EXERCISE OBJECTIVE: Write out the listing below exactly, and omit any images you find in it.

**** DATA EXCERPTS ****

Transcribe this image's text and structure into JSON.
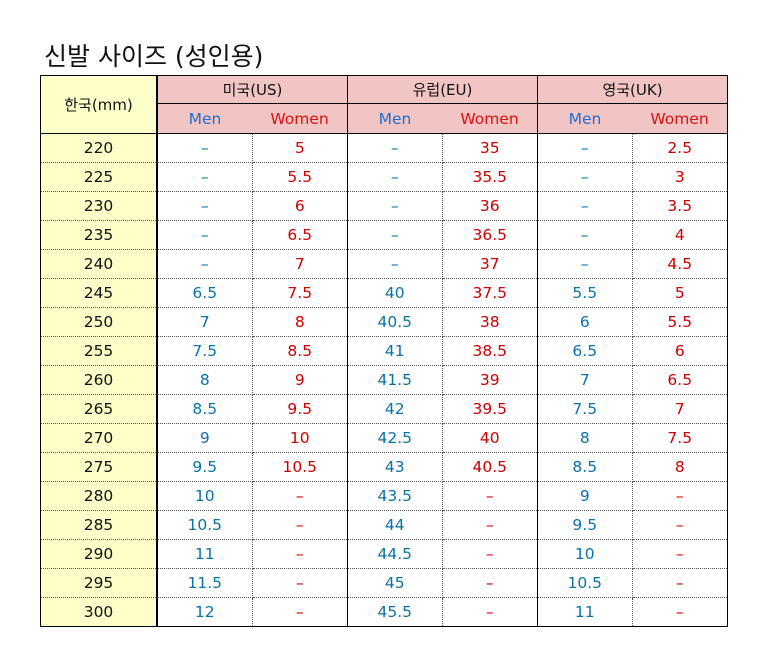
{
  "title": "신발 사이즈 (성인용)",
  "header": {
    "korea": "한국(mm)",
    "groups": [
      "미국(US)",
      "유럽(EU)",
      "영국(UK)"
    ],
    "men": "Men",
    "women": "Women"
  },
  "rows": [
    [
      "220",
      "–",
      "5",
      "–",
      "35",
      "–",
      "2.5"
    ],
    [
      "225",
      "–",
      "5.5",
      "–",
      "35.5",
      "–",
      "3"
    ],
    [
      "230",
      "–",
      "6",
      "–",
      "36",
      "–",
      "3.5"
    ],
    [
      "235",
      "–",
      "6.5",
      "–",
      "36.5",
      "–",
      "4"
    ],
    [
      "240",
      "–",
      "7",
      "–",
      "37",
      "–",
      "4.5"
    ],
    [
      "245",
      "6.5",
      "7.5",
      "40",
      "37.5",
      "5.5",
      "5"
    ],
    [
      "250",
      "7",
      "8",
      "40.5",
      "38",
      "6",
      "5.5"
    ],
    [
      "255",
      "7.5",
      "8.5",
      "41",
      "38.5",
      "6.5",
      "6"
    ],
    [
      "260",
      "8",
      "9",
      "41.5",
      "39",
      "7",
      "6.5"
    ],
    [
      "265",
      "8.5",
      "9.5",
      "42",
      "39.5",
      "7.5",
      "7"
    ],
    [
      "270",
      "9",
      "10",
      "42.5",
      "40",
      "8",
      "7.5"
    ],
    [
      "275",
      "9.5",
      "10.5",
      "43",
      "40.5",
      "8.5",
      "8"
    ],
    [
      "280",
      "10",
      "–",
      "43.5",
      "–",
      "9",
      "–"
    ],
    [
      "285",
      "10.5",
      "–",
      "44",
      "–",
      "9.5",
      "–"
    ],
    [
      "290",
      "11",
      "–",
      "44.5",
      "–",
      "10",
      "–"
    ],
    [
      "295",
      "11.5",
      "–",
      "45",
      "–",
      "10.5",
      "–"
    ],
    [
      "300",
      "12",
      "–",
      "45.5",
      "–",
      "11",
      "–"
    ]
  ]
}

****

RESPONSE:
Transcribe this image's text and structure into JSON.
{
  "title": "신발 사이즈 (성인용)",
  "header": {
    "korea": "한국(mm)",
    "groups": [
      "미국(US)",
      "유럽(EU)",
      "영국(UK)"
    ],
    "men": "Men",
    "women": "Women"
  },
  "rows": [
    [
      "220",
      "–",
      "5",
      "–",
      "35",
      "–",
      "2.5"
    ],
    [
      "225",
      "–",
      "5.5",
      "–",
      "35.5",
      "–",
      "3"
    ],
    [
      "230",
      "–",
      "6",
      "–",
      "36",
      "–",
      "3.5"
    ],
    [
      "235",
      "–",
      "6.5",
      "–",
      "36.5",
      "–",
      "4"
    ],
    [
      "240",
      "–",
      "7",
      "–",
      "37",
      "–",
      "4.5"
    ],
    [
      "245",
      "6.5",
      "7.5",
      "40",
      "37.5",
      "5.5",
      "5"
    ],
    [
      "250",
      "7",
      "8",
      "40.5",
      "38",
      "6",
      "5.5"
    ],
    [
      "255",
      "7.5",
      "8.5",
      "41",
      "38.5",
      "6.5",
      "6"
    ],
    [
      "260",
      "8",
      "9",
      "41.5",
      "39",
      "7",
      "6.5"
    ],
    [
      "265",
      "8.5",
      "9.5",
      "42",
      "39.5",
      "7.5",
      "7"
    ],
    [
      "270",
      "9",
      "10",
      "42.5",
      "40",
      "8",
      "7.5"
    ],
    [
      "275",
      "9.5",
      "10.5",
      "43",
      "40.5",
      "8.5",
      "8"
    ],
    [
      "280",
      "10",
      "–",
      "43.5",
      "–",
      "9",
      "–"
    ],
    [
      "285",
      "10.5",
      "–",
      "44",
      "–",
      "9.5",
      "–"
    ],
    [
      "290",
      "11",
      "–",
      "44.5",
      "–",
      "10",
      "–"
    ],
    [
      "295",
      "11.5",
      "–",
      "45",
      "–",
      "10.5",
      "–"
    ],
    [
      "300",
      "12",
      "–",
      "45.5",
      "–",
      "11",
      "–"
    ]
  ]
}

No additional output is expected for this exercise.